▶ **Short problem**: Collect every line below that contains the word "ดปกต".

▶ **Records for the task**:
--- BEGIN ---

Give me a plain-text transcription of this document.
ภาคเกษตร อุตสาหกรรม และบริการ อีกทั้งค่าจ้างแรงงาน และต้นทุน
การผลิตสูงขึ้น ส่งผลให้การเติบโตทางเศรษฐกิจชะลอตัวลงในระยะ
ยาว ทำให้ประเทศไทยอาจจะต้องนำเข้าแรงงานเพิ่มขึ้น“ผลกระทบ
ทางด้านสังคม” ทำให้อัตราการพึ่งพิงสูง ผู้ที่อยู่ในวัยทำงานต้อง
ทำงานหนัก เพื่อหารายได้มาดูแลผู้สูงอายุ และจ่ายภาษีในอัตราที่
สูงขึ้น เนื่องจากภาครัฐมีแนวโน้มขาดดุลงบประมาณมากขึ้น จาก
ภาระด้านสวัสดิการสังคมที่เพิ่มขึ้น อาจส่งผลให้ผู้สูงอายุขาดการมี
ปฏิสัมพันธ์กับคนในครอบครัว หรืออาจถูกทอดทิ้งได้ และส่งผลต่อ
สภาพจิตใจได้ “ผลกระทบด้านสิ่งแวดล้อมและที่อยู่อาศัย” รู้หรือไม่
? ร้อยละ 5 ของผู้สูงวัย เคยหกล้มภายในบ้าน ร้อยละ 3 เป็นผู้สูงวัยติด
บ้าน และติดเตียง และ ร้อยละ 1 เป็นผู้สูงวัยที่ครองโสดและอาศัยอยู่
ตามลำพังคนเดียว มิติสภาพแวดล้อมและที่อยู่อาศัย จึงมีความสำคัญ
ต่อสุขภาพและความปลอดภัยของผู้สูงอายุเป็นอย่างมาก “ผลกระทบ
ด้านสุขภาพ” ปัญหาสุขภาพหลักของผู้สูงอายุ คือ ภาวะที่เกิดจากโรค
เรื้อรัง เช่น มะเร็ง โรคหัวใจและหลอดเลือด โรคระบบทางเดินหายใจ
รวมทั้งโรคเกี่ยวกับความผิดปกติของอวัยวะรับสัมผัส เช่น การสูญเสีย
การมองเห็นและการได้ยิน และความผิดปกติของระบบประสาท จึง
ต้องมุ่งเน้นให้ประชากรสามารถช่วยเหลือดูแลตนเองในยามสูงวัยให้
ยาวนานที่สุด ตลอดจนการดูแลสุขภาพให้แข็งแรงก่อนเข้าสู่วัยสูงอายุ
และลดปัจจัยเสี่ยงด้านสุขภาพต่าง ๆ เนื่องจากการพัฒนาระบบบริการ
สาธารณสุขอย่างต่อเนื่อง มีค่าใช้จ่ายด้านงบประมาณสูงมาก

--- END ---

▶ **Solution**:
รวมทั้งโรคเกี่ยวกับความผิดปกติของอวัยวะรับสัมผัส เช่น การสูญเสีย
การมองเห็นและการได้ยิน และความผิดปกติของระบบประสาท จึง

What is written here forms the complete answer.